## WHAT YOU WILL DO:
Restate the listing that follows word for word, without its pictures.

Figure dataset records:
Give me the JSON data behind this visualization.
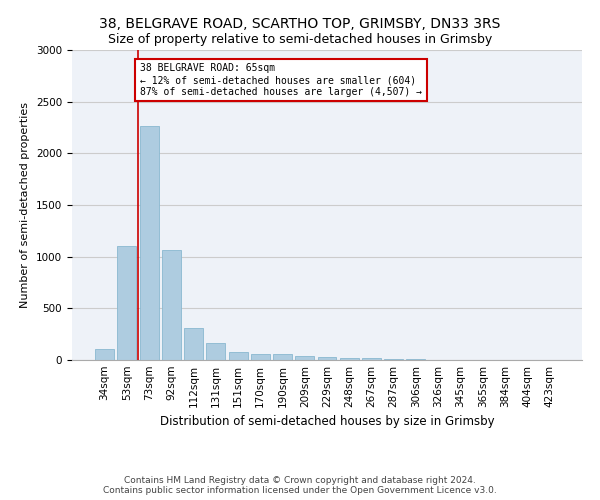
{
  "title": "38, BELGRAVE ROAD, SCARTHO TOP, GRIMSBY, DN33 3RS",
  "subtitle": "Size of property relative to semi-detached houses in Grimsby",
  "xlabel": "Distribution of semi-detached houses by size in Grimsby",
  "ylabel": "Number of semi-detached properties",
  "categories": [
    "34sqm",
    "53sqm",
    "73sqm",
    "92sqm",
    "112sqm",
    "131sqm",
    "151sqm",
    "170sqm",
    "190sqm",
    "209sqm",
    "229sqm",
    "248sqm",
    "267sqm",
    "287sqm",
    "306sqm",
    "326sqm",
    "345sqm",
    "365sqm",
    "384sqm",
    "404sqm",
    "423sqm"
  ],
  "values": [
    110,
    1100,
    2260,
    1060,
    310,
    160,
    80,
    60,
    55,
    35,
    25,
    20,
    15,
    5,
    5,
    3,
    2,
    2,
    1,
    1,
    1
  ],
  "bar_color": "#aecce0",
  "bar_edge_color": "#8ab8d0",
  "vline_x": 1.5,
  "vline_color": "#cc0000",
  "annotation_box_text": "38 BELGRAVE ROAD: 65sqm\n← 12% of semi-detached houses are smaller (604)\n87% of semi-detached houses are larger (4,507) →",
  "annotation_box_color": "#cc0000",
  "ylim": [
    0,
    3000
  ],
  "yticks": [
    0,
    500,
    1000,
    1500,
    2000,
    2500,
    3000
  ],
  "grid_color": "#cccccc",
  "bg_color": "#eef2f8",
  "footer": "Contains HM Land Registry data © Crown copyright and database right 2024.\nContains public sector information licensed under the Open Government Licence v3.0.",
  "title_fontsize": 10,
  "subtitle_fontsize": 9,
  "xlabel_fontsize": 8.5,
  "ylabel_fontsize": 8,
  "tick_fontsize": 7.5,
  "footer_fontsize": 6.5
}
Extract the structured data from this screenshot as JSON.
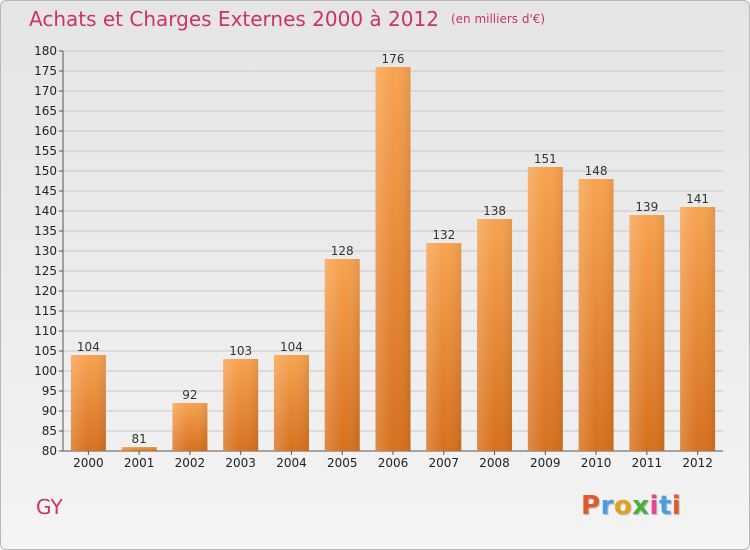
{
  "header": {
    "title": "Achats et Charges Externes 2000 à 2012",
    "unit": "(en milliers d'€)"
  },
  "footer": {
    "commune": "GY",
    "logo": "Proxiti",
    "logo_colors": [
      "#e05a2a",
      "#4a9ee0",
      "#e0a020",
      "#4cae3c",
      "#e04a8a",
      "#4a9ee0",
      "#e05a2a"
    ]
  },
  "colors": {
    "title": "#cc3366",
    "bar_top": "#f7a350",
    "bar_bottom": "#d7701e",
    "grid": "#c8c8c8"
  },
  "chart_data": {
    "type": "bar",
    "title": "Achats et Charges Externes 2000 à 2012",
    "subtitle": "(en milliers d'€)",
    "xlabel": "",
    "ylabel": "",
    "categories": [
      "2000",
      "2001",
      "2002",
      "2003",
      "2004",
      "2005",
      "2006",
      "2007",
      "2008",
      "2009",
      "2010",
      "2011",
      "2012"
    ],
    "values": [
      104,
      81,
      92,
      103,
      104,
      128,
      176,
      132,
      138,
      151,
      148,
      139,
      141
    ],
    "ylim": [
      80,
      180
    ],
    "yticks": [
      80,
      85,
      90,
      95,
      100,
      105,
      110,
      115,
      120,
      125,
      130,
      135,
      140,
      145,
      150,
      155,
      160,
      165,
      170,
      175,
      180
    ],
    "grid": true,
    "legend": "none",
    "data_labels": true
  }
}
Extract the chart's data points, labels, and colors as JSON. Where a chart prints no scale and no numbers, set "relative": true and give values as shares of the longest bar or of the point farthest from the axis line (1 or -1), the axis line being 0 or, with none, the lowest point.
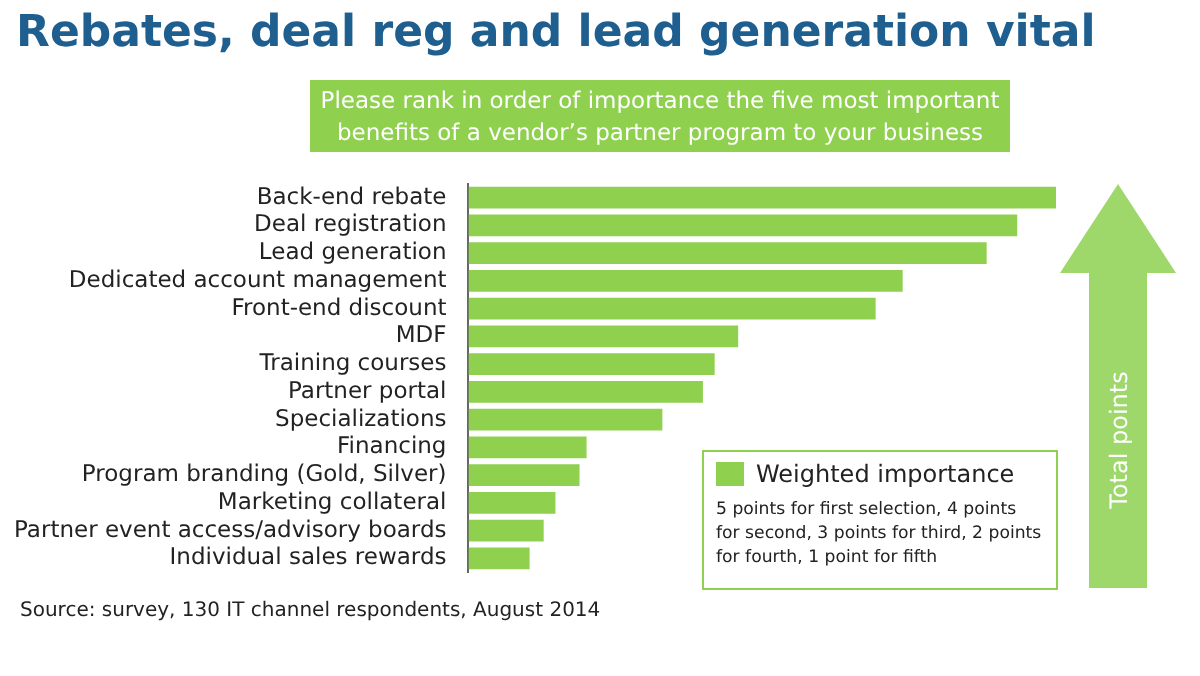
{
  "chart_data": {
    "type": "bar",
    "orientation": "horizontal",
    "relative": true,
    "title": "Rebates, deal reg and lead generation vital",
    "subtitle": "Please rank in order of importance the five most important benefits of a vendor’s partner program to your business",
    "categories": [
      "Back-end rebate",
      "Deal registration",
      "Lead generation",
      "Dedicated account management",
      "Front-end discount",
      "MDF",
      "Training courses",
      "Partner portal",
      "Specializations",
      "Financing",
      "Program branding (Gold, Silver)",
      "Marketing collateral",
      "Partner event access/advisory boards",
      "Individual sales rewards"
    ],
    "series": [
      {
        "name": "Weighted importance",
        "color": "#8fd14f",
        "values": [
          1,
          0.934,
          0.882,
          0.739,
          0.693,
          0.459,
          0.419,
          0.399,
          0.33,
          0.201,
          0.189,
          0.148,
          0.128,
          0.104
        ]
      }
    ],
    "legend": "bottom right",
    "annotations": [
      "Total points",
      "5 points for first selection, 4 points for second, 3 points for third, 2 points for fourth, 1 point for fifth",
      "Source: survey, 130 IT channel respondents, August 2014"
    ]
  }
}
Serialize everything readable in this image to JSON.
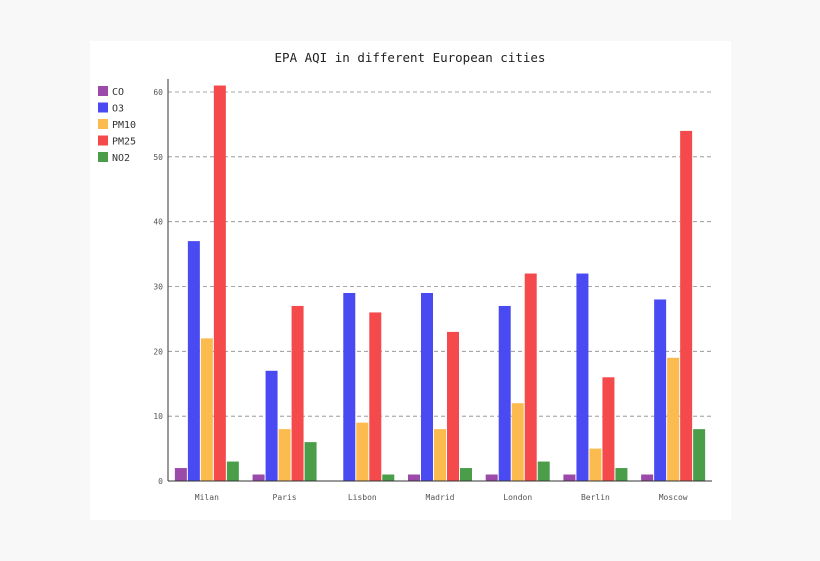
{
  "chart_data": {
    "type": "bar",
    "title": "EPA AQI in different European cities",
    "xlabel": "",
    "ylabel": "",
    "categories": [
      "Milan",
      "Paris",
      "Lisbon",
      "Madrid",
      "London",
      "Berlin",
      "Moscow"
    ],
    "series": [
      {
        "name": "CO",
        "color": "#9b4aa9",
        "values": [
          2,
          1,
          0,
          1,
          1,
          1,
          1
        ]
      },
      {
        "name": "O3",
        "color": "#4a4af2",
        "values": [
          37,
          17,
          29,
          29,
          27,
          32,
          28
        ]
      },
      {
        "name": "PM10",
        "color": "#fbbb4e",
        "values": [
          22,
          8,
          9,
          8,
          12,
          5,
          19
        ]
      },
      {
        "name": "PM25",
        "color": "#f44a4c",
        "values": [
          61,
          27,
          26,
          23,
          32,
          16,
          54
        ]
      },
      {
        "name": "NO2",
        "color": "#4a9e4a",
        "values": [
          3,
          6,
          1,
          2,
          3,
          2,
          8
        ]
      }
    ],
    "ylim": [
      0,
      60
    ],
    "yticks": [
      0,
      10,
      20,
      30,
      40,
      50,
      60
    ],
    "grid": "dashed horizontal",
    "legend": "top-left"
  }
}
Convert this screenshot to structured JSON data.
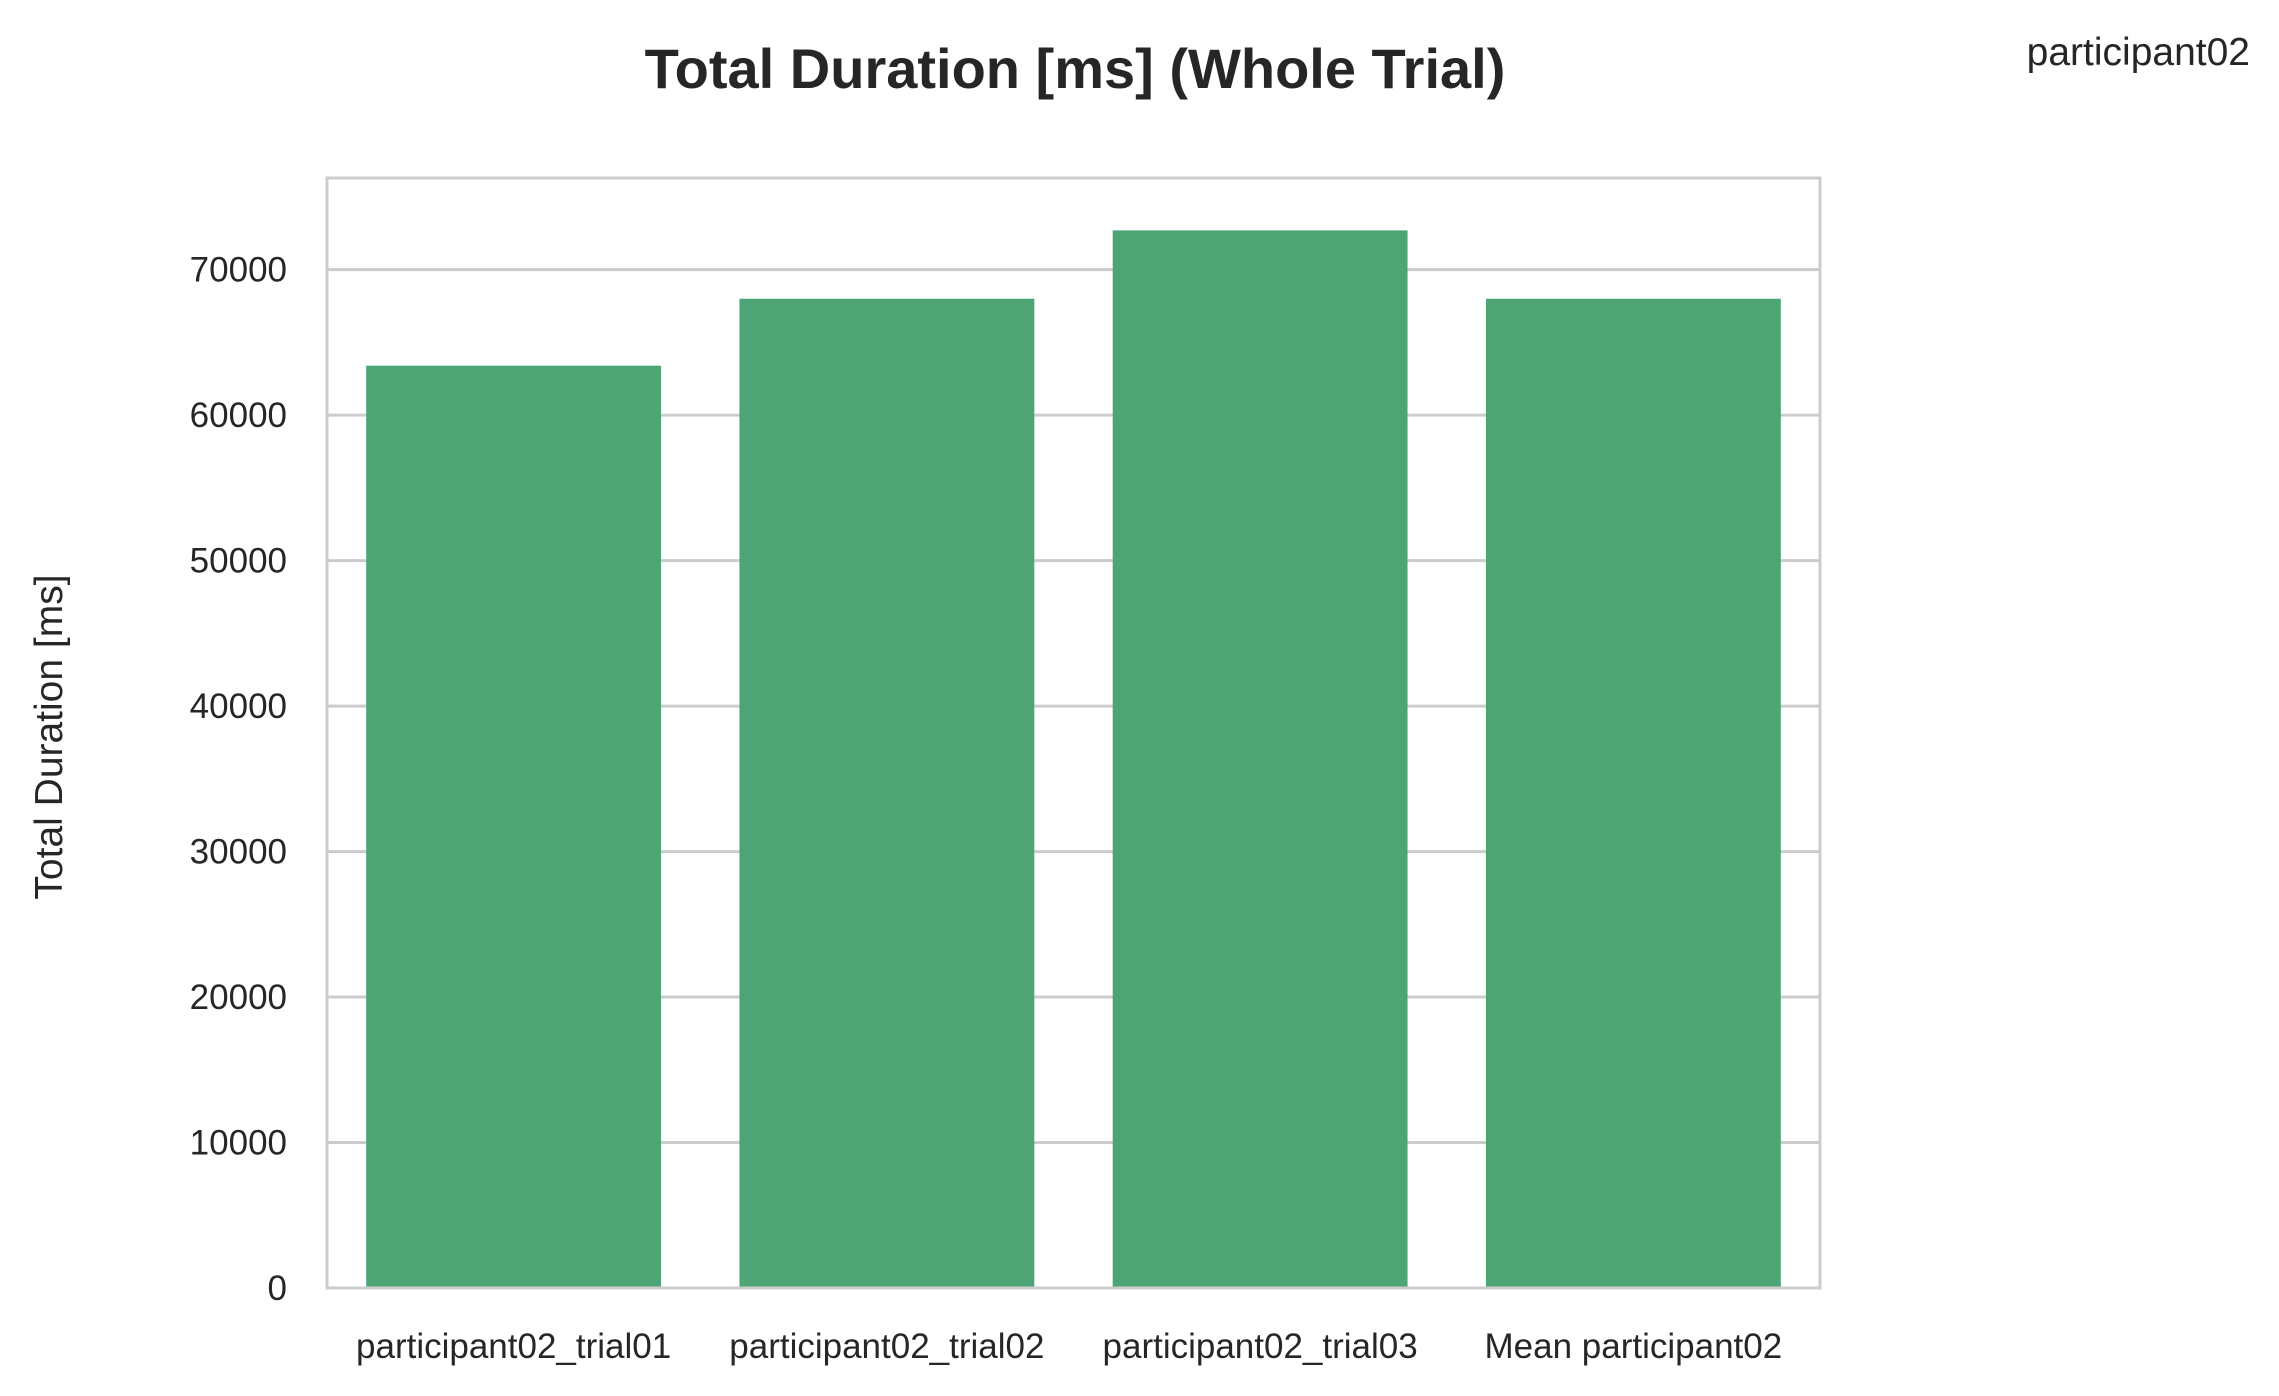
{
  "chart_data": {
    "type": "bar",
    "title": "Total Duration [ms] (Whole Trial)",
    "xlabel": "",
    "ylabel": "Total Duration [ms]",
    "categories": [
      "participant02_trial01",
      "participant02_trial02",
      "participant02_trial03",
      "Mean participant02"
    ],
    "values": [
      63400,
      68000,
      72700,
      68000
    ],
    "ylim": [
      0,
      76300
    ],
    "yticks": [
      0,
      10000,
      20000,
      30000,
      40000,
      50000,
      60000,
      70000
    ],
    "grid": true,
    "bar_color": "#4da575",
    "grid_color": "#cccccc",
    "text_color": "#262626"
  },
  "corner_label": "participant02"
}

## RESULT OF THIS TASK:
Give me the JSON data behind this visualization.
{
  "title": "38, BELGRAVE ROAD, SCARTHO TOP, GRIMSBY, DN33 3RS",
  "subtitle": "Size of property relative to semi-detached houses in Grimsby",
  "xlabel": "Distribution of semi-detached houses by size in Grimsby",
  "ylabel": "Number of semi-detached properties",
  "categories": [
    "34sqm",
    "53sqm",
    "73sqm",
    "92sqm",
    "112sqm",
    "131sqm",
    "151sqm",
    "170sqm",
    "190sqm",
    "209sqm",
    "229sqm",
    "248sqm",
    "267sqm",
    "287sqm",
    "306sqm",
    "326sqm",
    "345sqm",
    "365sqm",
    "384sqm",
    "404sqm",
    "423sqm"
  ],
  "values": [
    110,
    1100,
    2260,
    1060,
    310,
    160,
    80,
    60,
    55,
    35,
    25,
    20,
    15,
    5,
    5,
    3,
    2,
    2,
    1,
    1,
    1
  ],
  "bar_color": "#aecce0",
  "bar_edge_color": "#8ab8d0",
  "vline_x": 1.5,
  "vline_color": "#cc0000",
  "annotation_box_text": "38 BELGRAVE ROAD: 65sqm\n← 12% of semi-detached houses are smaller (604)\n87% of semi-detached houses are larger (4,507) →",
  "annotation_box_color": "#cc0000",
  "ylim": [
    0,
    3000
  ],
  "yticks": [
    0,
    500,
    1000,
    1500,
    2000,
    2500,
    3000
  ],
  "grid_color": "#cccccc",
  "bg_color": "#eef2f8",
  "footer": "Contains HM Land Registry data © Crown copyright and database right 2024.\nContains public sector information licensed under the Open Government Licence v3.0.",
  "title_fontsize": 10,
  "subtitle_fontsize": 9,
  "xlabel_fontsize": 8.5,
  "ylabel_fontsize": 8,
  "tick_fontsize": 7.5,
  "footer_fontsize": 6.5
}
Extract the structured data from this screenshot as JSON.
{
  "header": {
    "title": "Achats et Charges Externes 2000 à 2012",
    "unit": "(en milliers d'€)"
  },
  "footer": {
    "commune": "GY",
    "logo": "Proxiti",
    "logo_colors": [
      "#e05a2a",
      "#4a9ee0",
      "#e0a020",
      "#4cae3c",
      "#e04a8a",
      "#4a9ee0",
      "#e05a2a"
    ]
  },
  "colors": {
    "title": "#cc3366",
    "bar_top": "#f7a350",
    "bar_bottom": "#d7701e",
    "grid": "#c8c8c8"
  },
  "chart_data": {
    "type": "bar",
    "title": "Achats et Charges Externes 2000 à 2012",
    "subtitle": "(en milliers d'€)",
    "xlabel": "",
    "ylabel": "",
    "categories": [
      "2000",
      "2001",
      "2002",
      "2003",
      "2004",
      "2005",
      "2006",
      "2007",
      "2008",
      "2009",
      "2010",
      "2011",
      "2012"
    ],
    "values": [
      104,
      81,
      92,
      103,
      104,
      128,
      176,
      132,
      138,
      151,
      148,
      139,
      141
    ],
    "ylim": [
      80,
      180
    ],
    "yticks": [
      80,
      85,
      90,
      95,
      100,
      105,
      110,
      115,
      120,
      125,
      130,
      135,
      140,
      145,
      150,
      155,
      160,
      165,
      170,
      175,
      180
    ],
    "grid": true,
    "legend": "none",
    "data_labels": true
  }
}
Extract the chart's data points, labels, and colors as JSON. Where a chart prints no scale and no numbers, set "relative": true and give values as shares of the longest bar or of the point farthest from the axis line (1 or -1), the axis line being 0 or, with none, the lowest point.
{
  "chart_data": {
    "type": "bar",
    "orientation": "horizontal",
    "relative": true,
    "title": "Rebates, deal reg and lead generation vital",
    "subtitle": "Please rank in order of importance the five most important benefits of a vendor’s partner program to your business",
    "categories": [
      "Back-end rebate",
      "Deal registration",
      "Lead generation",
      "Dedicated account management",
      "Front-end discount",
      "MDF",
      "Training courses",
      "Partner portal",
      "Specializations",
      "Financing",
      "Program branding (Gold, Silver)",
      "Marketing collateral",
      "Partner event access/advisory boards",
      "Individual sales rewards"
    ],
    "series": [
      {
        "name": "Weighted importance",
        "color": "#8fd14f",
        "values": [
          1,
          0.934,
          0.882,
          0.739,
          0.693,
          0.459,
          0.419,
          0.399,
          0.33,
          0.201,
          0.189,
          0.148,
          0.128,
          0.104
        ]
      }
    ],
    "legend": "bottom right",
    "annotations": [
      "Total points",
      "5 points for first selection, 4 points for second, 3 points for third, 2 points for fourth, 1 point for fifth",
      "Source: survey, 130 IT channel respondents, August 2014"
    ]
  }
}
Serialize everything readable in this image to JSON.
{
  "chart_data": {
    "type": "bar",
    "title": "EPA AQI in different European cities",
    "xlabel": "",
    "ylabel": "",
    "categories": [
      "Milan",
      "Paris",
      "Lisbon",
      "Madrid",
      "London",
      "Berlin",
      "Moscow"
    ],
    "series": [
      {
        "name": "CO",
        "color": "#9b4aa9",
        "values": [
          2,
          1,
          0,
          1,
          1,
          1,
          1
        ]
      },
      {
        "name": "O3",
        "color": "#4a4af2",
        "values": [
          37,
          17,
          29,
          29,
          27,
          32,
          28
        ]
      },
      {
        "name": "PM10",
        "color": "#fbbb4e",
        "values": [
          22,
          8,
          9,
          8,
          12,
          5,
          19
        ]
      },
      {
        "name": "PM25",
        "color": "#f44a4c",
        "values": [
          61,
          27,
          26,
          23,
          32,
          16,
          54
        ]
      },
      {
        "name": "NO2",
        "color": "#4a9e4a",
        "values": [
          3,
          6,
          1,
          2,
          3,
          2,
          8
        ]
      }
    ],
    "ylim": [
      0,
      60
    ],
    "yticks": [
      0,
      10,
      20,
      30,
      40,
      50,
      60
    ],
    "grid": "dashed horizontal",
    "legend": "top-left"
  }
}
Convert this screenshot to structured JSON data.
{
  "chart_data": {
    "type": "bar",
    "title": "Total Duration [ms] (Whole Trial)",
    "xlabel": "",
    "ylabel": "Total Duration [ms]",
    "categories": [
      "participant02_trial01",
      "participant02_trial02",
      "participant02_trial03",
      "Mean participant02"
    ],
    "values": [
      63400,
      68000,
      72700,
      68000
    ],
    "ylim": [
      0,
      76300
    ],
    "yticks": [
      0,
      10000,
      20000,
      30000,
      40000,
      50000,
      60000,
      70000
    ],
    "grid": true,
    "bar_color": "#4da575",
    "grid_color": "#cccccc",
    "text_color": "#262626"
  },
  "corner_label": "participant02"
}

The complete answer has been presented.